**Problem description**
Using the entries that follow, collect the lines where the word "date" appears.

-- Begin Data supplied --

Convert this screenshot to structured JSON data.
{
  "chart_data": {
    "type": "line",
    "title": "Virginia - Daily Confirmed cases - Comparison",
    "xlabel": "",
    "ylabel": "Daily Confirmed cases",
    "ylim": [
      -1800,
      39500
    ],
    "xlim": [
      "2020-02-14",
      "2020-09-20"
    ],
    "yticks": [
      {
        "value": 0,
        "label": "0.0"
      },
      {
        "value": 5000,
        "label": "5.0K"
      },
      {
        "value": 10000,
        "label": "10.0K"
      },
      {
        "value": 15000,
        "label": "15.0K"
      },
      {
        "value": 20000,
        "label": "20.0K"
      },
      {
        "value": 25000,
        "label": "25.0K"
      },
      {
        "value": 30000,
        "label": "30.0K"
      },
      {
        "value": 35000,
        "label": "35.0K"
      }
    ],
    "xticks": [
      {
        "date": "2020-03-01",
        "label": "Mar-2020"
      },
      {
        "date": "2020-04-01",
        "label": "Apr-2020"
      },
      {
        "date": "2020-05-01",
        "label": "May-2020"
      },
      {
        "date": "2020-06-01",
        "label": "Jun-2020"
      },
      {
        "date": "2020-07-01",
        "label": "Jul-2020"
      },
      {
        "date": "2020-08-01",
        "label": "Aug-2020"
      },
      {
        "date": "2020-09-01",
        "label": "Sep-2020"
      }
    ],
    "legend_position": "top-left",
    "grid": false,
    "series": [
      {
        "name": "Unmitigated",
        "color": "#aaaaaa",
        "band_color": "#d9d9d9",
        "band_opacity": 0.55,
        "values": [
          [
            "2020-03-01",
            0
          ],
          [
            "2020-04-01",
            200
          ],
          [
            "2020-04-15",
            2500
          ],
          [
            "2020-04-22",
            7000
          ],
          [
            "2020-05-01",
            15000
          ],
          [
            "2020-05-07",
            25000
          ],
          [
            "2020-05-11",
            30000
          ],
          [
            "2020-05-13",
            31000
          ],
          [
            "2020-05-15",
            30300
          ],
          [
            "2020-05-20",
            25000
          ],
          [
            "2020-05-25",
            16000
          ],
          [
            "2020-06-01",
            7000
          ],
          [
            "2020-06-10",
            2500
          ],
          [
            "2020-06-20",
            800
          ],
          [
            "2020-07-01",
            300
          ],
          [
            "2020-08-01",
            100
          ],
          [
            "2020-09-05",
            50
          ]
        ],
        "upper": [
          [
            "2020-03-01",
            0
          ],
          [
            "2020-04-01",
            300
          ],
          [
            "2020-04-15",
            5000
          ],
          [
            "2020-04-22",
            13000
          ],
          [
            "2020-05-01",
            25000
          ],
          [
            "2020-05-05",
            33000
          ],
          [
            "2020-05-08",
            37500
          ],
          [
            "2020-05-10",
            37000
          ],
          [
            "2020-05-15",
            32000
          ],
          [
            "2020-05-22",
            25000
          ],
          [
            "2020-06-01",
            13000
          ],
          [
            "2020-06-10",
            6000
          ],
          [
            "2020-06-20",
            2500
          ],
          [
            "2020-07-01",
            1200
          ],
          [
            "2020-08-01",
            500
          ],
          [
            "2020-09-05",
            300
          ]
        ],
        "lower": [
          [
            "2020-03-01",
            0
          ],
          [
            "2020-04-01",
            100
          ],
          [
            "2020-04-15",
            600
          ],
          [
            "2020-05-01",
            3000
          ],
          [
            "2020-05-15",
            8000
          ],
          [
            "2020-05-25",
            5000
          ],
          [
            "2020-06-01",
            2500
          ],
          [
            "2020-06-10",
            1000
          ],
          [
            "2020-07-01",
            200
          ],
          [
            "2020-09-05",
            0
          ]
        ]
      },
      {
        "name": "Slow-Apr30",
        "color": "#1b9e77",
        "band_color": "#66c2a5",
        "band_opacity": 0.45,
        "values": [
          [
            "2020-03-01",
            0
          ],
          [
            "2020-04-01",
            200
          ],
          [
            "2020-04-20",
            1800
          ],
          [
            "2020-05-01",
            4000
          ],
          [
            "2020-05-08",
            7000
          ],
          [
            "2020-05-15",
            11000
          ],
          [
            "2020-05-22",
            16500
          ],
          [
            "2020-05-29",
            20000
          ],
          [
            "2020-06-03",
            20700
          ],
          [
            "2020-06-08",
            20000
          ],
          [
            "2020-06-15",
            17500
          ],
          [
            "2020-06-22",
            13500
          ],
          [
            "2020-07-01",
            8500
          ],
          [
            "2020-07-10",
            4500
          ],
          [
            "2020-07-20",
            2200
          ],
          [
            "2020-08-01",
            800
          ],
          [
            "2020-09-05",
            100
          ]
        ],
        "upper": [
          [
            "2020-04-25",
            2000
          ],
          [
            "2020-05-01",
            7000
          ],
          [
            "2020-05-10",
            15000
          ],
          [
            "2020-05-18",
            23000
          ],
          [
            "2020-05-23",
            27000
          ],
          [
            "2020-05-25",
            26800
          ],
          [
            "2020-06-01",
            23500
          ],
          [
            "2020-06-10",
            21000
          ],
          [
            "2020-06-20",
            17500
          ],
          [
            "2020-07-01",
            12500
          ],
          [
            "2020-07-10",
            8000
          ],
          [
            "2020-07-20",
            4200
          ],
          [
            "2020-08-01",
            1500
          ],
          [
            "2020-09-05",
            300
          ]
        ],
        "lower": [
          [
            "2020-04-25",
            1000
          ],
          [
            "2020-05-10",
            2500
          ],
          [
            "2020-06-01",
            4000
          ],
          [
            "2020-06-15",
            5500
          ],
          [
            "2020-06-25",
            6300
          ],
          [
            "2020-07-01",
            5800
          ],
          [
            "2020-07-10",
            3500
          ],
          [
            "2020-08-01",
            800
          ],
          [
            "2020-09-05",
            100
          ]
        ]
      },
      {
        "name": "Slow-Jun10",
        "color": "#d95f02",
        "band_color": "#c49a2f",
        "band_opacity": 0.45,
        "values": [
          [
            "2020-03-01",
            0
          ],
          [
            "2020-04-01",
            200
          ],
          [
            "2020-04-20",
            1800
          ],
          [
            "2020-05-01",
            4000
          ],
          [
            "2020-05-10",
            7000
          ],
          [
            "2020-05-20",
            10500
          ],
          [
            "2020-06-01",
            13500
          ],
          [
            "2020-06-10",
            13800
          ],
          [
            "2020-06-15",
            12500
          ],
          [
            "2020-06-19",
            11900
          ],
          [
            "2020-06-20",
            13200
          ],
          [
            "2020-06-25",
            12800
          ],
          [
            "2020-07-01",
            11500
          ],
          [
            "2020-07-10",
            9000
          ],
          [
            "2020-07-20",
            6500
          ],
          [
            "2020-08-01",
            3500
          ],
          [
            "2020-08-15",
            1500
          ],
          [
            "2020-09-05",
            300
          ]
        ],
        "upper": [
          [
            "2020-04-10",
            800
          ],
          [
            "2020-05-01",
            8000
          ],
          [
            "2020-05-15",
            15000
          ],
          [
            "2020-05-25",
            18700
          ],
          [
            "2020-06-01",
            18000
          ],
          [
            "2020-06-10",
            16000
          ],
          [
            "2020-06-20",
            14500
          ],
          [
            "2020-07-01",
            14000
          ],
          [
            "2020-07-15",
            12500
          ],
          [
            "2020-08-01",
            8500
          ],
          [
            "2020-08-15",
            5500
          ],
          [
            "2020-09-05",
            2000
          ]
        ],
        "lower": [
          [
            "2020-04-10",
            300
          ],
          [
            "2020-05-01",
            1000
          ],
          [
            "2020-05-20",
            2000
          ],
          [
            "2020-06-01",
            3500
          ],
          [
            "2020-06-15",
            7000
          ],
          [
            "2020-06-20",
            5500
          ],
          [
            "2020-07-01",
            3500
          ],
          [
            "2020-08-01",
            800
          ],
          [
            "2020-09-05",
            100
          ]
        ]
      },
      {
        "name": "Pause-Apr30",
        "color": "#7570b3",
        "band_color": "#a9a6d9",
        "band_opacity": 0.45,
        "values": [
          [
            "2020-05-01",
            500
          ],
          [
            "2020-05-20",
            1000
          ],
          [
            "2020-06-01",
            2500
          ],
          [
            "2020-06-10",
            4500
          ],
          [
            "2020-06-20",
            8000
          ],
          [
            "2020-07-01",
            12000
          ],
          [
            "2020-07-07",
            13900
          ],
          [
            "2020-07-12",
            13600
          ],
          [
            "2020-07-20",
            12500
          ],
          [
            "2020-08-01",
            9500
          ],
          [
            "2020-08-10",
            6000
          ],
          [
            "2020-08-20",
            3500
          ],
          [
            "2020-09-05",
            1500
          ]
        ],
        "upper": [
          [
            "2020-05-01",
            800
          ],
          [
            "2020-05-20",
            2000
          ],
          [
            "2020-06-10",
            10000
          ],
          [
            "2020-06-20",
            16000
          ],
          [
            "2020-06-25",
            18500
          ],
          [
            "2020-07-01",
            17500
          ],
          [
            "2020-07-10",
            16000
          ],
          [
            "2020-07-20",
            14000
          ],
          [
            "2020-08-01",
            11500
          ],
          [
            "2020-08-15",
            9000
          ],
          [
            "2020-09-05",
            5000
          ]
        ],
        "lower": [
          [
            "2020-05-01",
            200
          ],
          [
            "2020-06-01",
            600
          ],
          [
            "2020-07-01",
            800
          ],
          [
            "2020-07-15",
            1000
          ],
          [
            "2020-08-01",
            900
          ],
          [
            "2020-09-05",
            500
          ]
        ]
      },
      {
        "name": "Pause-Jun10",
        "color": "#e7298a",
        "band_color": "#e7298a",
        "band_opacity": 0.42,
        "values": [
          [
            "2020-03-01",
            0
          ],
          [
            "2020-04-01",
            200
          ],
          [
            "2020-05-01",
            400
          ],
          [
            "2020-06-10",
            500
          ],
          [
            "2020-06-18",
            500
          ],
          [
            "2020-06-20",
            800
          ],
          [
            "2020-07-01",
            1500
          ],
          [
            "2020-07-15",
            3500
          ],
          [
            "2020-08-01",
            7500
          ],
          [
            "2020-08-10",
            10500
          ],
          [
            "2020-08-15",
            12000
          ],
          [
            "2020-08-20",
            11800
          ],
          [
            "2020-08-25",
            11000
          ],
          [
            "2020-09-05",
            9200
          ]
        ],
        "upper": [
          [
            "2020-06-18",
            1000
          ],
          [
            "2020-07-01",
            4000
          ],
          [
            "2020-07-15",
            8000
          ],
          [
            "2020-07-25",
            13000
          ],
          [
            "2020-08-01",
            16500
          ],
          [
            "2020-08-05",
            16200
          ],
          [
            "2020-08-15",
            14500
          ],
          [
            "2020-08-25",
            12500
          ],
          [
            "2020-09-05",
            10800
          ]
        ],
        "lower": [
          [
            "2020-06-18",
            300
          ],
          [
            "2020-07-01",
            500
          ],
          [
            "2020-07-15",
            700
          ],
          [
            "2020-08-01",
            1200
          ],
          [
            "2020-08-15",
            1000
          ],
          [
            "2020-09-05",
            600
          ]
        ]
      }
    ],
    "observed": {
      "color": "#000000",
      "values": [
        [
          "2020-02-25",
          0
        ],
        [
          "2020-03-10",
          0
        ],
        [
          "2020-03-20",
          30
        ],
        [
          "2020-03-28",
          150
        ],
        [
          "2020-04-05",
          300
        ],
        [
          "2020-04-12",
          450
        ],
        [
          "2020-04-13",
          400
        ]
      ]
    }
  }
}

-- End Data supplied --
-- Begin Data supplied --

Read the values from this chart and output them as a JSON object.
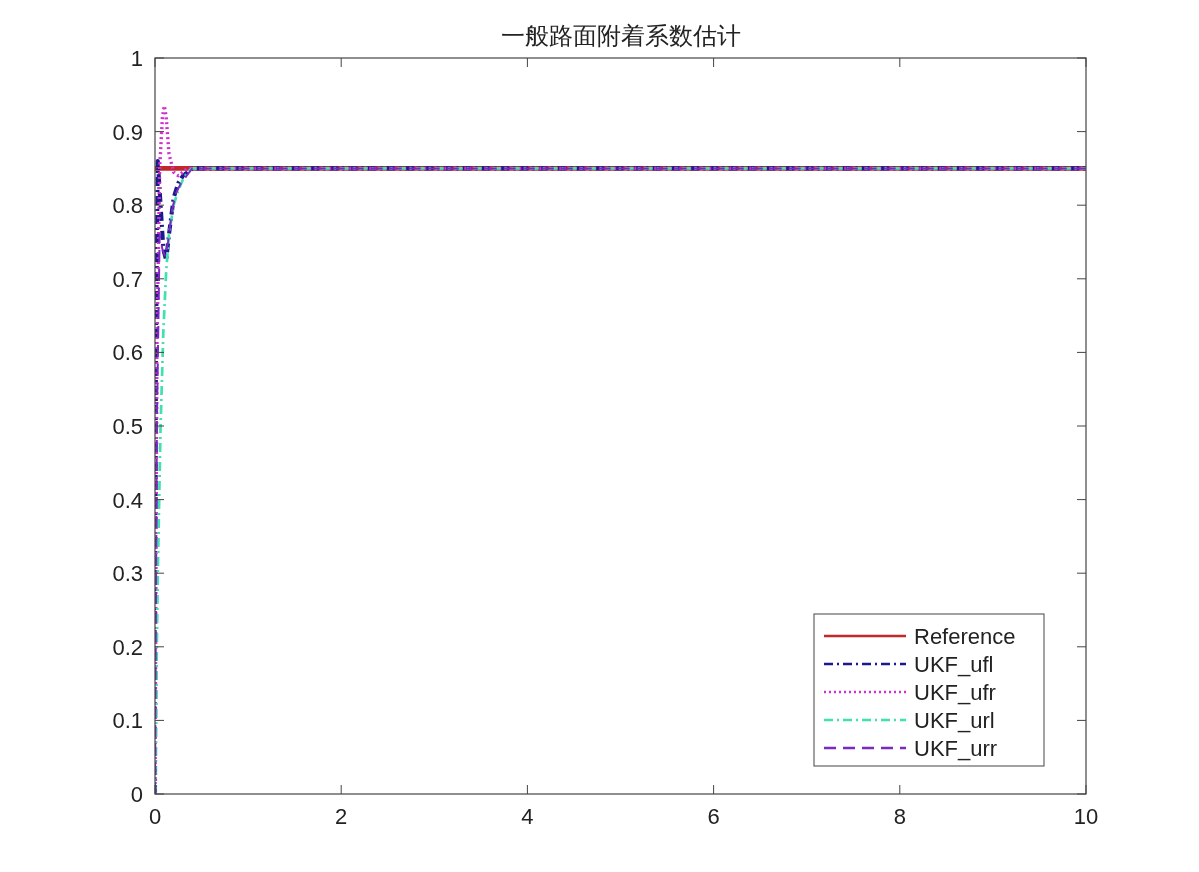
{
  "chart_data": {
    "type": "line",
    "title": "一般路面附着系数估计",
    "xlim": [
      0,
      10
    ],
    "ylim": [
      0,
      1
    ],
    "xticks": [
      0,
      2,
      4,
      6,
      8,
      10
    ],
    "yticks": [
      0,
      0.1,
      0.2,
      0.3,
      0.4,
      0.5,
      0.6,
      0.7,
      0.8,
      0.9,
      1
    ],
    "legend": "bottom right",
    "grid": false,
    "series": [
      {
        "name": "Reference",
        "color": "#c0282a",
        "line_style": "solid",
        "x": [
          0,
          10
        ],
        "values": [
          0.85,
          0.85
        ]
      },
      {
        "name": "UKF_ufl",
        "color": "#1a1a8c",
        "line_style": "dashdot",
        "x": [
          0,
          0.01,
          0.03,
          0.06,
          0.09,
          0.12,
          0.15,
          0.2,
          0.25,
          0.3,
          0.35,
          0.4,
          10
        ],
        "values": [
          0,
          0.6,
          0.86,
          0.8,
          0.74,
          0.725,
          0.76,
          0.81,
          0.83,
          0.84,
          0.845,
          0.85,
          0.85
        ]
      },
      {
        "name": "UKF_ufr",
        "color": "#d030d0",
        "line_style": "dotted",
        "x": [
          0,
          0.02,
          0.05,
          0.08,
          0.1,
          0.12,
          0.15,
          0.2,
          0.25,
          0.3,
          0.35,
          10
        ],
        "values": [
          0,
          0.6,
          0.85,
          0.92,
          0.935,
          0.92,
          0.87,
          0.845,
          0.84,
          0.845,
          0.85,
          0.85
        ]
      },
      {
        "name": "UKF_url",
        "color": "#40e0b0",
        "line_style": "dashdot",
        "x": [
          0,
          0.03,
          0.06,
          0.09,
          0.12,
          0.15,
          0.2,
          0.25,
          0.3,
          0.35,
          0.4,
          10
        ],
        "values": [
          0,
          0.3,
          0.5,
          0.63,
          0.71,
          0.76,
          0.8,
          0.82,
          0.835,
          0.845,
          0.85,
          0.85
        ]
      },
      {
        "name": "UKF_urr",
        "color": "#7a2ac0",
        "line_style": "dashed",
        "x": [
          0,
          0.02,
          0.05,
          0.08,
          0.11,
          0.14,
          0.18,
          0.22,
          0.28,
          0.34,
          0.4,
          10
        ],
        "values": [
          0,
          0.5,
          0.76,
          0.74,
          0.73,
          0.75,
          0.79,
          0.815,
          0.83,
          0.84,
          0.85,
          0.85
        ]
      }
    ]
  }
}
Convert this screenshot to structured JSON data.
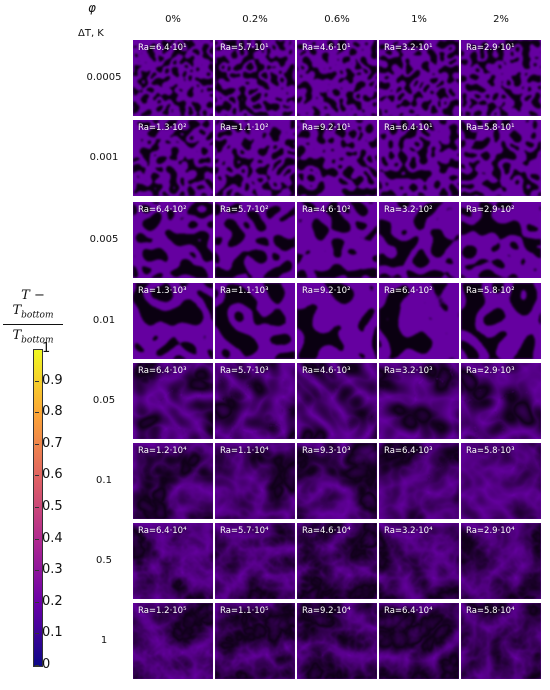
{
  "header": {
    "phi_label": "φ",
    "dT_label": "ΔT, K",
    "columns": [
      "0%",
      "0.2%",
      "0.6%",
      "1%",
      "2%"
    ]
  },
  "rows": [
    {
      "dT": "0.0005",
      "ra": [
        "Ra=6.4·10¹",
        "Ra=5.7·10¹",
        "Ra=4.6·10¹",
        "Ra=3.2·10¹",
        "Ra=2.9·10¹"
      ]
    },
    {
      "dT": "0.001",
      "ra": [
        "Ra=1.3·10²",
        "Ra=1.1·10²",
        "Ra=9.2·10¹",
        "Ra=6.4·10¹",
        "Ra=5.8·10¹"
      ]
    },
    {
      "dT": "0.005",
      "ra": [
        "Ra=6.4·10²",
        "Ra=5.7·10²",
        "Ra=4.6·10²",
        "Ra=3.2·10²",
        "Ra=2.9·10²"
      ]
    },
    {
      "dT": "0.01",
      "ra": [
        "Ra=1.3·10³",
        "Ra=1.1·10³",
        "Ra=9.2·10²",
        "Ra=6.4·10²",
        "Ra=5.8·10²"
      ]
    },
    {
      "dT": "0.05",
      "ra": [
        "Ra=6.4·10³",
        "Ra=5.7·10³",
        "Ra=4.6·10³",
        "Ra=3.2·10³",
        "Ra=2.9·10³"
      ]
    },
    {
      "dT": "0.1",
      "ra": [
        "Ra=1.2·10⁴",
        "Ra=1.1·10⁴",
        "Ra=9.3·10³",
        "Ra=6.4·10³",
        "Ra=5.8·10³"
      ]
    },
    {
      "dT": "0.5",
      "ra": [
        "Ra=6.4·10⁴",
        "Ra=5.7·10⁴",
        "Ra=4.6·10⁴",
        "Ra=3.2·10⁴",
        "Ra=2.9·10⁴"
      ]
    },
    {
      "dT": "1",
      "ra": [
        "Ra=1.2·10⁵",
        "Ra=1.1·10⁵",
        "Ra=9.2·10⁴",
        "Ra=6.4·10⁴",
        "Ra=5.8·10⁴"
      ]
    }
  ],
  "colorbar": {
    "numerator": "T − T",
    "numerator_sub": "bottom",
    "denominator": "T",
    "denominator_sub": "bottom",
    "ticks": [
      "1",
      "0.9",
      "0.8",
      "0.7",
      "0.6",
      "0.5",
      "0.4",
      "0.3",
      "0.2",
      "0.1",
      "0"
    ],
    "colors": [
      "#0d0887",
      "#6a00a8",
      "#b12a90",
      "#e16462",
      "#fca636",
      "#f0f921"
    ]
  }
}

-- End Data supplied --
-- Begin Data supplied --

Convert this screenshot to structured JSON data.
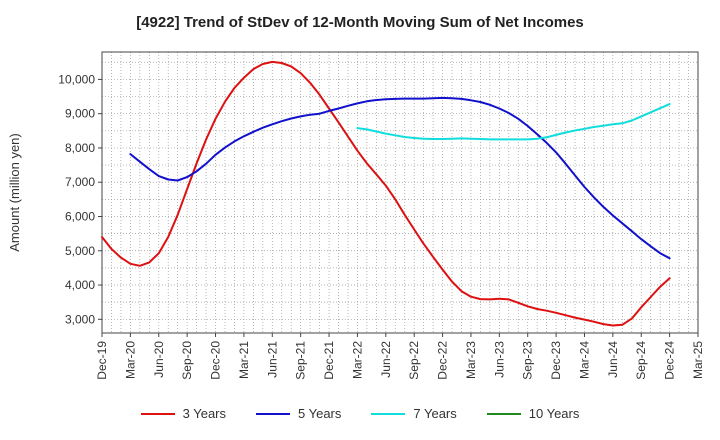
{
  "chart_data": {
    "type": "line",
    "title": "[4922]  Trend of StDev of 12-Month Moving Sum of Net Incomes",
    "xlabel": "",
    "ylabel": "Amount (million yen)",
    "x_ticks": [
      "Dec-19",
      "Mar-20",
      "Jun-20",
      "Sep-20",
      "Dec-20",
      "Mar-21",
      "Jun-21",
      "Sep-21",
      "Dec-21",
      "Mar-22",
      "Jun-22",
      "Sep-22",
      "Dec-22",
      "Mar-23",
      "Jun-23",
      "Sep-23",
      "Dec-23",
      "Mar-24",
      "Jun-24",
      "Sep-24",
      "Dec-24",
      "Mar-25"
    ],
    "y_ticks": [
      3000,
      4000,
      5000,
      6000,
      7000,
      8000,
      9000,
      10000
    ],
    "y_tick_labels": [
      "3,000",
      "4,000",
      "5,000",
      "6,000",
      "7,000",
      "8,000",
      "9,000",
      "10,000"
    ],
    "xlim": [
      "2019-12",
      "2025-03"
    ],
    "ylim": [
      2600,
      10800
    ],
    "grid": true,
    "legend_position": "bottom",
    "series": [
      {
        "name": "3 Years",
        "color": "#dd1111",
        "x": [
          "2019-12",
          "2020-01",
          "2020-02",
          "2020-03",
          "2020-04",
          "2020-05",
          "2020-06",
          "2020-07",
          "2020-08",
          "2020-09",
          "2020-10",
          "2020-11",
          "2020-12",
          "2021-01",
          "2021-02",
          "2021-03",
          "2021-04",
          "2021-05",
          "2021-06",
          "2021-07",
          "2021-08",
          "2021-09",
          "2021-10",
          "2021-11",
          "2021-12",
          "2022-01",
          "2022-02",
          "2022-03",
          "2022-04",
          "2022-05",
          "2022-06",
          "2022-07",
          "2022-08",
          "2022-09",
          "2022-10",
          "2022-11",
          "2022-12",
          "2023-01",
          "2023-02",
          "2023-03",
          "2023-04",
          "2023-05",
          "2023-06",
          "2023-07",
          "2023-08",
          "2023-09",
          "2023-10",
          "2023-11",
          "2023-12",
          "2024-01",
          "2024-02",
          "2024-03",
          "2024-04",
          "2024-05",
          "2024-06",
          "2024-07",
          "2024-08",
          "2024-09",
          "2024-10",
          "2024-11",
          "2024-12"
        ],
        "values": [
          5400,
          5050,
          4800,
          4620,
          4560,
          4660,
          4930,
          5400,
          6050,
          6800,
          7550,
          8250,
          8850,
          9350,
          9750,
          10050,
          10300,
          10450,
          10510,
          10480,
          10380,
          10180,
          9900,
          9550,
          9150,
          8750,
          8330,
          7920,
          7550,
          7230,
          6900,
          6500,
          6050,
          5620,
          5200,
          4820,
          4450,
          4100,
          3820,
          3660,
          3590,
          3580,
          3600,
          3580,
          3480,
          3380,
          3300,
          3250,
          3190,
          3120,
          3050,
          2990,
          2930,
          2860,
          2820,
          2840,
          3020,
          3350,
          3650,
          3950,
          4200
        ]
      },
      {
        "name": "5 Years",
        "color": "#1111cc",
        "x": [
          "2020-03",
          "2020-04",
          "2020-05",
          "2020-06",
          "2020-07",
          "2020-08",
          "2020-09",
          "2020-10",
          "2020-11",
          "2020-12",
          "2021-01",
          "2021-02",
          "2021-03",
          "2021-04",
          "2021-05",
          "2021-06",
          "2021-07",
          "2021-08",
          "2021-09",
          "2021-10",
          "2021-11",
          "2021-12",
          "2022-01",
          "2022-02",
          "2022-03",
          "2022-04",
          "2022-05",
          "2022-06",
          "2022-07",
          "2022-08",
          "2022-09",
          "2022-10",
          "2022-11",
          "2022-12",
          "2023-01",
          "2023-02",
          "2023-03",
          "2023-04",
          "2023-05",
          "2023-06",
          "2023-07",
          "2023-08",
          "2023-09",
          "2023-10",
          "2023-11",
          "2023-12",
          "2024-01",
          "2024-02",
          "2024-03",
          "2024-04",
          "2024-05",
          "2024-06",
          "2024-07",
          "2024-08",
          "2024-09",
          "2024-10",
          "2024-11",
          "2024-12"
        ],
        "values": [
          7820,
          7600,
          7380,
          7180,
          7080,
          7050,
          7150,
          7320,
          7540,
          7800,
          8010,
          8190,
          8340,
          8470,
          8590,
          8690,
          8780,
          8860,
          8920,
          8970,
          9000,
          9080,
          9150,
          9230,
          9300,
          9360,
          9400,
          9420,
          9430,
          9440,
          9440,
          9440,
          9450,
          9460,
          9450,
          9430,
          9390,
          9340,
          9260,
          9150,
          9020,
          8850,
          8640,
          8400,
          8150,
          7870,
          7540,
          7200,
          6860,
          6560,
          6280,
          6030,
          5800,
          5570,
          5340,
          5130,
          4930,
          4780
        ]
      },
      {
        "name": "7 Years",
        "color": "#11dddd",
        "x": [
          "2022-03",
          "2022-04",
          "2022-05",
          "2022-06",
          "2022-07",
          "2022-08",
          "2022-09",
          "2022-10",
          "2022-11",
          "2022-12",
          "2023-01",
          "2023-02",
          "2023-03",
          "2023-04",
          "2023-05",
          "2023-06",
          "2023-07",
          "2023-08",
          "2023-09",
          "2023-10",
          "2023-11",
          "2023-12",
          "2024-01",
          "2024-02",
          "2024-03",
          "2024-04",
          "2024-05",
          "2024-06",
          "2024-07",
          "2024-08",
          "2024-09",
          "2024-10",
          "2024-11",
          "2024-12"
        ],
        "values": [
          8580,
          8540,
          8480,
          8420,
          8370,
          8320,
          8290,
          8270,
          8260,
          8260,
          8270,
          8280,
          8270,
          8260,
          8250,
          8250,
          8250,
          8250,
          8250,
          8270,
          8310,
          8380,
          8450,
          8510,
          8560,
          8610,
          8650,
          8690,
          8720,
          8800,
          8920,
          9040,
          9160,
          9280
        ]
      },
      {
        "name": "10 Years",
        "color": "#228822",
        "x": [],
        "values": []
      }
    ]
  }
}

-- End Data supplied --

**Reply**
        "date": "2020-03-01",
        "date": "2020-04-01",
        "date": "2020-05-01",
        "date": "2020-06-01",
        "date": "2020-07-01",
        "date": "2020-08-01",
        "date": "2020-09-01",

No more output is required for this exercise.